Prompt ->
Tally the lines containing "date" and report the number alone.

# START OF Data provided

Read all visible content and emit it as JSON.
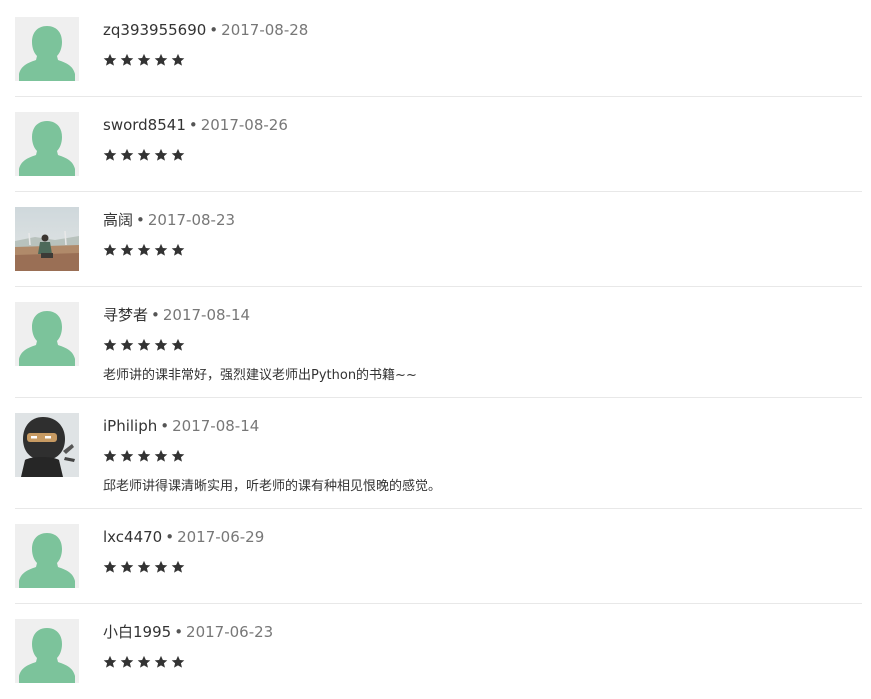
{
  "reviews": [
    {
      "username": "zq393955690",
      "separator": "•",
      "date": "2017-08-28",
      "rating": 5,
      "comment": "",
      "avatar": "default-avatar-icon"
    },
    {
      "username": "sword8541",
      "separator": "•",
      "date": "2017-08-26",
      "rating": 5,
      "comment": "",
      "avatar": "default-avatar-icon"
    },
    {
      "username": "高阔",
      "separator": "•",
      "date": "2017-08-23",
      "rating": 5,
      "comment": "",
      "avatar": "photo-avatar"
    },
    {
      "username": "寻梦者",
      "separator": "•",
      "date": "2017-08-14",
      "rating": 5,
      "comment": "老师讲的课非常好，强烈建议老师出Python的书籍~~",
      "avatar": "default-avatar-icon"
    },
    {
      "username": "iPhiliph",
      "separator": "•",
      "date": "2017-08-14",
      "rating": 5,
      "comment": "邱老师讲得课清晰实用，听老师的课有种相见恨晚的感觉。",
      "avatar": "ninja-avatar"
    },
    {
      "username": "lxc4470",
      "separator": "•",
      "date": "2017-06-29",
      "rating": 5,
      "comment": "",
      "avatar": "default-avatar-icon"
    },
    {
      "username": "小白1995",
      "separator": "•",
      "date": "2017-06-23",
      "rating": 5,
      "comment": "",
      "avatar": "default-avatar-icon"
    }
  ],
  "colors": {
    "avatar_bg": "#efefef",
    "avatar_person": "#7cc39b",
    "star": "#333333",
    "divider": "#e8e8e8",
    "date": "#777777"
  }
}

# END OF Data provided

Response to the exercise ->
8